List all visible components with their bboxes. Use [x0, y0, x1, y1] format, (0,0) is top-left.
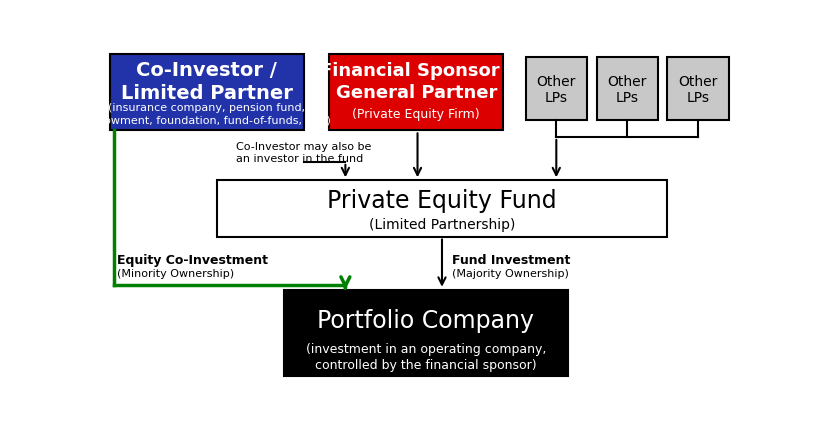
FancyBboxPatch shape: [111, 55, 303, 131]
Text: Other
LPs: Other LPs: [537, 74, 576, 105]
Text: Private Equity Fund: Private Equity Fund: [327, 188, 557, 212]
FancyBboxPatch shape: [597, 58, 658, 121]
FancyBboxPatch shape: [284, 290, 568, 376]
Text: Other
LPs: Other LPs: [607, 74, 647, 105]
Text: Co-Investor /
Limited Partner: Co-Investor / Limited Partner: [121, 61, 293, 102]
Text: (Limited Partnership): (Limited Partnership): [369, 218, 515, 232]
FancyBboxPatch shape: [667, 58, 729, 121]
FancyBboxPatch shape: [526, 58, 587, 121]
Text: Portfolio Company: Portfolio Company: [317, 308, 534, 332]
Text: Financial Sponsor /
General Partner: Financial Sponsor / General Partner: [320, 62, 513, 101]
Text: Fund Investment: Fund Investment: [452, 254, 570, 267]
Text: (Minority Ownership): (Minority Ownership): [116, 268, 234, 279]
FancyBboxPatch shape: [329, 55, 504, 131]
Text: (investment in an operating company,
controlled by the financial sponsor): (investment in an operating company, con…: [306, 343, 546, 372]
FancyBboxPatch shape: [217, 181, 667, 237]
Text: (Majority Ownership): (Majority Ownership): [452, 268, 568, 279]
Text: Other
LPs: Other LPs: [678, 74, 718, 105]
Text: (insurance company, pension fund,
endowment, foundation, fund-of-funds, etc.): (insurance company, pension fund, endowm…: [83, 103, 331, 126]
Text: (Private Equity Firm): (Private Equity Firm): [352, 108, 480, 121]
Text: Equity Co-Investment: Equity Co-Investment: [116, 254, 268, 267]
Text: Co-Investor may also be
an investor in the fund: Co-Investor may also be an investor in t…: [236, 142, 371, 163]
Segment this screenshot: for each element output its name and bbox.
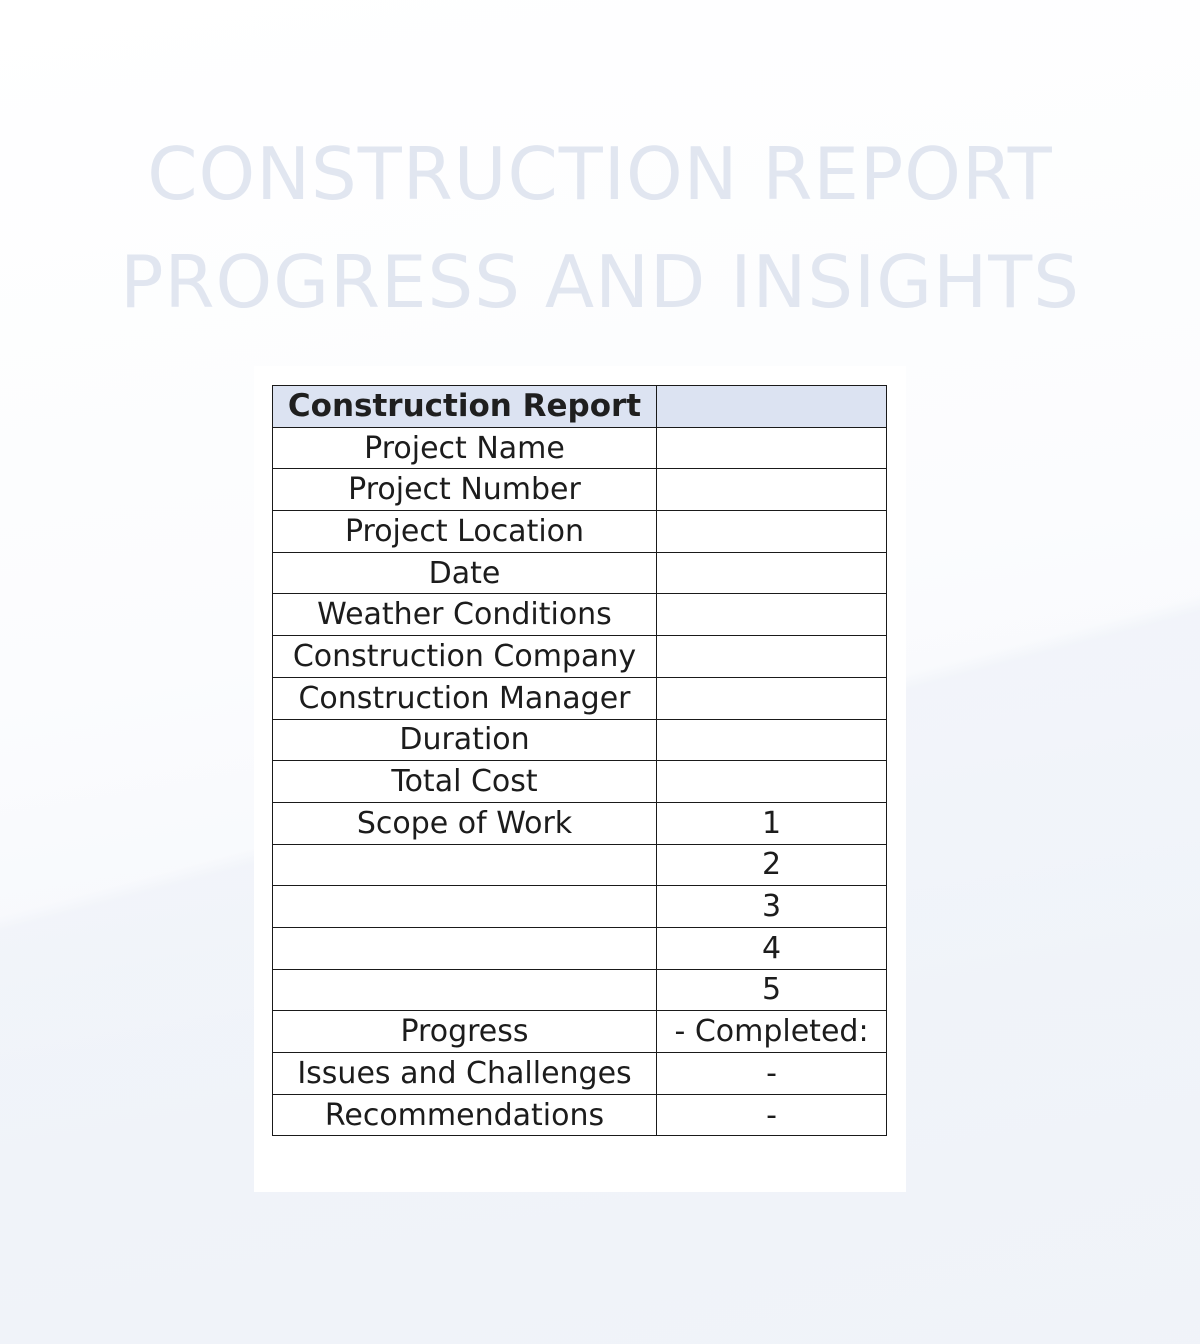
table-row-project-location: Project Location <box>272 510 887 553</box>
table-row-project-name: Project Name <box>272 426 887 470</box>
table-header-value[interactable] <box>656 385 887 428</box>
row-label[interactable]: Construction Manager <box>272 676 657 720</box>
table-row-issues-and-challenges: Issues and Challenges - <box>272 1052 887 1095</box>
row-label[interactable]: Issues and Challenges <box>272 1052 657 1095</box>
row-value[interactable] <box>656 593 887 637</box>
row-label[interactable]: Scope of Work <box>272 801 657 845</box>
table-row-scope-item-5: 5 <box>272 968 887 1012</box>
page-title-line-1: CONSTRUCTION REPORT <box>147 132 1053 216</box>
row-label[interactable] <box>272 843 657 887</box>
page-title-line-2: PROGRESS AND INSIGHTS <box>120 240 1080 324</box>
row-label[interactable]: Progress <box>272 1010 657 1053</box>
row-value[interactable] <box>656 676 887 720</box>
table-row-date: Date <box>272 551 887 595</box>
table-row-scope-of-work: Scope of Work 1 <box>272 801 887 845</box>
row-label[interactable] <box>272 968 657 1012</box>
row-label[interactable] <box>272 885 657 928</box>
row-value[interactable]: 3 <box>656 885 887 928</box>
row-value[interactable] <box>656 468 887 512</box>
row-value[interactable] <box>656 760 887 803</box>
table-row-total-cost: Total Cost <box>272 760 887 803</box>
page-title: CONSTRUCTION REPORT PROGRESS AND INSIGHT… <box>0 120 1200 336</box>
table-header-label[interactable]: Construction Report <box>272 385 657 428</box>
table-row-scope-item-2: 2 <box>272 843 887 887</box>
row-label[interactable]: Date <box>272 551 657 595</box>
row-label[interactable]: Construction Company <box>272 635 657 678</box>
table-row-recommendations: Recommendations - <box>272 1093 887 1137</box>
row-label[interactable]: Project Location <box>272 510 657 553</box>
row-value[interactable] <box>656 510 887 553</box>
row-value[interactable] <box>656 718 887 762</box>
row-label[interactable]: Project Name <box>272 426 657 470</box>
row-label[interactable]: Recommendations <box>272 1093 657 1137</box>
construction-report-table: Construction Report Project Name Project… <box>272 385 887 1137</box>
table-row-progress: Progress - Completed: <box>272 1010 887 1053</box>
table-row-duration: Duration <box>272 718 887 762</box>
row-value[interactable]: 2 <box>656 843 887 887</box>
row-label[interactable]: Total Cost <box>272 760 657 803</box>
table-row-construction-company: Construction Company <box>272 635 887 678</box>
table-row-scope-item-4: 4 <box>272 926 887 970</box>
row-value[interactable] <box>656 426 887 470</box>
row-label[interactable]: Project Number <box>272 468 657 512</box>
table-row-project-number: Project Number <box>272 468 887 512</box>
row-value[interactable]: 1 <box>656 801 887 845</box>
table-row-scope-item-3: 3 <box>272 885 887 928</box>
row-value[interactable]: 5 <box>656 968 887 1012</box>
row-value[interactable]: 4 <box>656 926 887 970</box>
table-row-weather-conditions: Weather Conditions <box>272 593 887 637</box>
row-label[interactable]: Duration <box>272 718 657 762</box>
row-value[interactable]: - Completed: <box>656 1010 887 1053</box>
row-label[interactable] <box>272 926 657 970</box>
row-label[interactable]: Weather Conditions <box>272 593 657 637</box>
row-value[interactable] <box>656 635 887 678</box>
table-header-row: Construction Report <box>272 385 887 428</box>
table-row-construction-manager: Construction Manager <box>272 676 887 720</box>
row-value[interactable]: - <box>656 1052 887 1095</box>
row-value[interactable]: - <box>656 1093 887 1137</box>
row-value[interactable] <box>656 551 887 595</box>
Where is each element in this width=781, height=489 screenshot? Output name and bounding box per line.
──────────────────────────────
WRITTEN EXERCISE →
Format every line of the rows above as a Markdown table with the columns "Row" and "Line", numbering each one and skipping blank lines. Leave the pictures out of the table.

COMPLETE OUTPUT →
| Row | Line |
|---|---|
| 1 | List all visible components with their bboxes. Use [x0, y0, x1, y1] format, (0,0) is top-left. |
| 2 | FancyBboxPatch shape: [111, 55, 303, 131] |
| 3 | Text: Other |
| 4 | LPs: Other LPs: [537, 74, 576, 105] |
| 5 | Text: Private Equity Fund: Private Equity Fund: [327, 188, 557, 212] |
| 6 | FancyBboxPatch shape: [597, 58, 658, 121] |
| 7 | FancyBboxPatch shape: [284, 290, 568, 376] |
| 8 | Text: Other |
| 9 | LPs: Other LPs: [607, 74, 647, 105] |
| 10 | Text: Co-Investor / |
| 11 | Limited Partner: Co-Investor / Limited Partner: [121, 61, 293, 102] |
| 12 | Text: (Limited Partnership): (Limited Partnership): [369, 218, 515, 232] |
| 13 | FancyBboxPatch shape: [667, 58, 729, 121] |
| 14 | FancyBboxPatch shape: [526, 58, 587, 121] |
| 15 | Text: Portfolio Company: Portfolio Company: [317, 308, 534, 332] |
| 16 | Text: Financial Sponsor / |
| 17 | General Partner: Financial Sponsor / General Partner: [320, 62, 513, 101] |
| 18 | Text: Fund Investment: Fund Investment: [452, 254, 570, 267] |
| 19 | Text: (Minority Ownership): (Minority Ownership): [116, 268, 234, 279] |
| 20 | FancyBboxPatch shape: [329, 55, 504, 131] |
| 21 | Text: (investment in an operating company, |
| 22 | controlled by the financial sponsor): (investment in an operating company, con…: [306, 343, 546, 372] |
| 23 | FancyBboxPatch shape: [217, 181, 667, 237] |
| 24 | Text: (Majority Ownership): (Majority Ownership): [452, 268, 568, 279] |
| 25 | Text: Other |
| 26 | LPs: Other LPs: [678, 74, 718, 105] |
| 27 | Text: (insurance company, pension fund, |
| 28 | endowment, foundation, fund-of-funds, etc.): (insurance company, pension fund, endowm…: [83, 103, 331, 126] |
| 29 | Text: (Private Equity Firm): (Private Equity Firm): [352, 108, 480, 121] |
| 30 | Text: Equity Co-Investment: Equity Co-Investment: [116, 254, 268, 267] |
| 31 | Text: Co-Investor may also be |
| 32 | an investor in the fund: Co-Investor may also be an investor in t…: [236, 142, 371, 163] |
| 33 | Segment this screenshot: for each element output its name and bbox. |
| 34 | table-row-project-location: Project Location <box>272 510 887 553</box> |
| 35 | table-row-project-name: Project Name <box>272 426 887 470</box> |
| 36 | table-header-value[interactable] <box>656 385 887 428</box> |
| 37 | row-label[interactable]: Construction Manager <box>272 676 657 720</box> |
| 38 | table-row-issues-and-challenges: Issues and Challenges - <box>272 1052 887 1095</box> |
| 39 | row-label[interactable]: Issues and Challenges <box>272 1052 657 1095</box> |
| 40 | row-value[interactable] <box>656 593 887 637</box> |
| 41 | row-label[interactable]: Scope of Work <box>272 801 657 845</box> |
| 42 | table-row-scope-item-5: 5 <box>272 968 887 1012</box> |
| 43 | page-title-line-1: CONSTRUCTION REPORT <box>147 132 1053 216</box> |
| 44 | row-label[interactable] <box>272 843 657 887</box> |
| 45 | page-title-line-2: PROGRESS AND INSIGHTS <box>120 240 1080 324</box> |
| 46 | row-label[interactable]: Progress <box>272 1010 657 1053</box> |
| 47 | row-value[interactable] <box>656 676 887 720</box> |
| 48 | table-row-date: Date <box>272 551 887 595</box> |
| 49 | table-row-scope-of-work: Scope of Work 1 <box>272 801 887 845</box> |
| 50 | row-label[interactable] <box>272 968 657 1012</box> |
| 51 | row-label[interactable] <box>272 885 657 928</box> |
| 52 | row-value[interactable]: 3 <box>656 885 887 928</box> |
| 53 | row-value[interactable] <box>656 468 887 512</box> |
| 54 | row-value[interactable] <box>656 760 887 803</box> |
| 55 | table-row-total-cost: Total Cost <box>272 760 887 803</box> |
| 56 | page-title: CONSTRUCTION REPORT PROGRESS AND INSIGHT… <box>0 120 1200 336</box> |
| 57 | table-header-label[interactable]: Construction Report <box>272 385 657 428</box> |
| 58 | table-row-scope-item-2: 2 <box>272 843 887 887</box> |
| 59 | row-label[interactable]: Date <box>272 551 657 595</box> |
| 60 | row-label[interactable]: Construction Company <box>272 635 657 678</box> |
| 61 | table-row-recommendations: Recommendations - <box>272 1093 887 1137</box> |
| 62 | row-label[interactable]: Project Location <box>272 510 657 553</box> |
| 63 | row-value[interactable] <box>656 510 887 553</box> |
| 64 | row-value[interactable] <box>656 718 887 762</box> |
| 65 | row-label[interactable]: Project Name <box>272 426 657 470</box> |
| 66 | row-label[interactable]: Recommendations <box>272 1093 657 1137</box> |
| 67 | construction-report-table: Construction Report Project Name Project… <box>272 385 887 1137</box> |
| 68 | table-row-progress: Progress - Completed: <box>272 1010 887 1053</box> |
| 69 | table-row-duration: Duration <box>272 718 887 762</box> |
| 70 | row-value[interactable]: 2 <box>656 843 887 887</box> |
| 71 | row-label[interactable]: Total Cost <box>272 760 657 803</box> |
| 72 | table-row-construction-company: Construction Company <box>272 635 887 678</box> |
| 73 | table-row-scope-item-4: 4 <box>272 926 887 970</box> |
| 74 | row-value[interactable] <box>656 426 887 470</box> |
| 75 | row-label[interactable]: Project Number <box>272 468 657 512</box> |
| 76 | table-row-project-number: Project Number <box>272 468 887 512</box> |
| 77 | row-value[interactable]: 1 <box>656 801 887 845</box> |
| 78 | table-row-scope-item-3: 3 <box>272 885 887 928</box> |
| 79 | row-value[interactable]: 5 <box>656 968 887 1012</box> |
| 80 | row-value[interactable]: 4 <box>656 926 887 970</box> |
| 81 | table-row-weather-conditions: Weather Conditions <box>272 593 887 637</box> |
| 82 | row-label[interactable]: Duration <box>272 718 657 762</box> |
| 83 | row-value[interactable]: - Completed: <box>656 1010 887 1053</box> |
| 84 | row-label[interactable] <box>272 926 657 970</box> |
| 85 | row-label[interactable]: Weather Conditions <box>272 593 657 637</box> |
| 86 | row-value[interactable] <box>656 635 887 678</box> |
| 87 | table-header-row: Construction Report <box>272 385 887 428</box> |
| 88 | table-row-construction-manager: Construction Manager <box>272 676 887 720</box> |
| 89 | row-value[interactable]: - <box>656 1052 887 1095</box> |
| 90 | row-value[interactable]: - <box>656 1093 887 1137</box> |
| 91 | row-value[interactable] <box>656 551 887 595</box> |
| 92 | Where is each element in this width=781, height=489 screenshot? Output name and bounding box per line. |